■ **WRITTEN PROBLEM**
Leave out the pictures and copy the remaining records exactly.

■ **RECORD LIST**

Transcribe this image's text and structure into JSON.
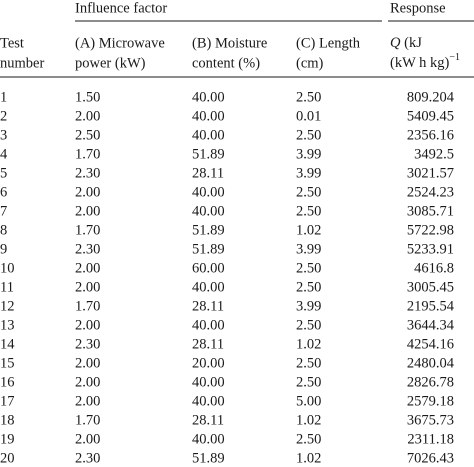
{
  "table": {
    "groups": [
      "Influence factor",
      "Response"
    ],
    "header": [
      [
        "Test",
        "number"
      ],
      [
        "(A) Microwave",
        "power (kW)"
      ],
      [
        "(B) Moisture",
        "content (%)"
      ],
      [
        "(C) Length",
        "(cm)"
      ]
    ],
    "response_header": {
      "symbol": "Q",
      "line1": " (kJ",
      "line2": "(kW h kg)",
      "exponent": "−1"
    },
    "rows": [
      [
        "1",
        "1.50",
        "40.00",
        "2.50",
        "809.204"
      ],
      [
        "2",
        "2.00",
        "40.00",
        "0.01",
        "5409.45"
      ],
      [
        "3",
        "2.50",
        "40.00",
        "2.50",
        "2356.16"
      ],
      [
        "4",
        "1.70",
        "51.89",
        "3.99",
        "3492.5"
      ],
      [
        "5",
        "2.30",
        "28.11",
        "3.99",
        "3021.57"
      ],
      [
        "6",
        "2.00",
        "40.00",
        "2.50",
        "2524.23"
      ],
      [
        "7",
        "2.00",
        "40.00",
        "2.50",
        "3085.71"
      ],
      [
        "8",
        "1.70",
        "51.89",
        "1.02",
        "5722.98"
      ],
      [
        "9",
        "2.30",
        "51.89",
        "3.99",
        "5233.91"
      ],
      [
        "10",
        "2.00",
        "60.00",
        "2.50",
        "4616.8"
      ],
      [
        "11",
        "2.00",
        "40.00",
        "2.50",
        "3005.45"
      ],
      [
        "12",
        "1.70",
        "28.11",
        "3.99",
        "2195.54"
      ],
      [
        "13",
        "2.00",
        "40.00",
        "2.50",
        "3644.34"
      ],
      [
        "14",
        "2.30",
        "28.11",
        "1.02",
        "4254.16"
      ],
      [
        "15",
        "2.00",
        "20.00",
        "2.50",
        "2480.04"
      ],
      [
        "16",
        "2.00",
        "40.00",
        "2.50",
        "2826.78"
      ],
      [
        "17",
        "2.00",
        "40.00",
        "5.00",
        "2579.18"
      ],
      [
        "18",
        "1.70",
        "28.11",
        "1.02",
        "3675.73"
      ],
      [
        "19",
        "2.00",
        "40.00",
        "2.50",
        "2311.18"
      ],
      [
        "20",
        "2.30",
        "51.89",
        "1.02",
        "7026.43"
      ]
    ]
  }
}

■ **FULL RESPONSE**
Transcribe this image's text and structure into JSON.
{
  "table": {
    "groups": [
      "Influence factor",
      "Response"
    ],
    "header": [
      [
        "Test",
        "number"
      ],
      [
        "(A) Microwave",
        "power (kW)"
      ],
      [
        "(B) Moisture",
        "content (%)"
      ],
      [
        "(C) Length",
        "(cm)"
      ]
    ],
    "response_header": {
      "symbol": "Q",
      "line1": " (kJ",
      "line2": "(kW h kg)",
      "exponent": "−1"
    },
    "rows": [
      [
        "1",
        "1.50",
        "40.00",
        "2.50",
        "809.204"
      ],
      [
        "2",
        "2.00",
        "40.00",
        "0.01",
        "5409.45"
      ],
      [
        "3",
        "2.50",
        "40.00",
        "2.50",
        "2356.16"
      ],
      [
        "4",
        "1.70",
        "51.89",
        "3.99",
        "3492.5"
      ],
      [
        "5",
        "2.30",
        "28.11",
        "3.99",
        "3021.57"
      ],
      [
        "6",
        "2.00",
        "40.00",
        "2.50",
        "2524.23"
      ],
      [
        "7",
        "2.00",
        "40.00",
        "2.50",
        "3085.71"
      ],
      [
        "8",
        "1.70",
        "51.89",
        "1.02",
        "5722.98"
      ],
      [
        "9",
        "2.30",
        "51.89",
        "3.99",
        "5233.91"
      ],
      [
        "10",
        "2.00",
        "60.00",
        "2.50",
        "4616.8"
      ],
      [
        "11",
        "2.00",
        "40.00",
        "2.50",
        "3005.45"
      ],
      [
        "12",
        "1.70",
        "28.11",
        "3.99",
        "2195.54"
      ],
      [
        "13",
        "2.00",
        "40.00",
        "2.50",
        "3644.34"
      ],
      [
        "14",
        "2.30",
        "28.11",
        "1.02",
        "4254.16"
      ],
      [
        "15",
        "2.00",
        "20.00",
        "2.50",
        "2480.04"
      ],
      [
        "16",
        "2.00",
        "40.00",
        "2.50",
        "2826.78"
      ],
      [
        "17",
        "2.00",
        "40.00",
        "5.00",
        "2579.18"
      ],
      [
        "18",
        "1.70",
        "28.11",
        "1.02",
        "3675.73"
      ],
      [
        "19",
        "2.00",
        "40.00",
        "2.50",
        "2311.18"
      ],
      [
        "20",
        "2.30",
        "51.89",
        "1.02",
        "7026.43"
      ]
    ]
  }
}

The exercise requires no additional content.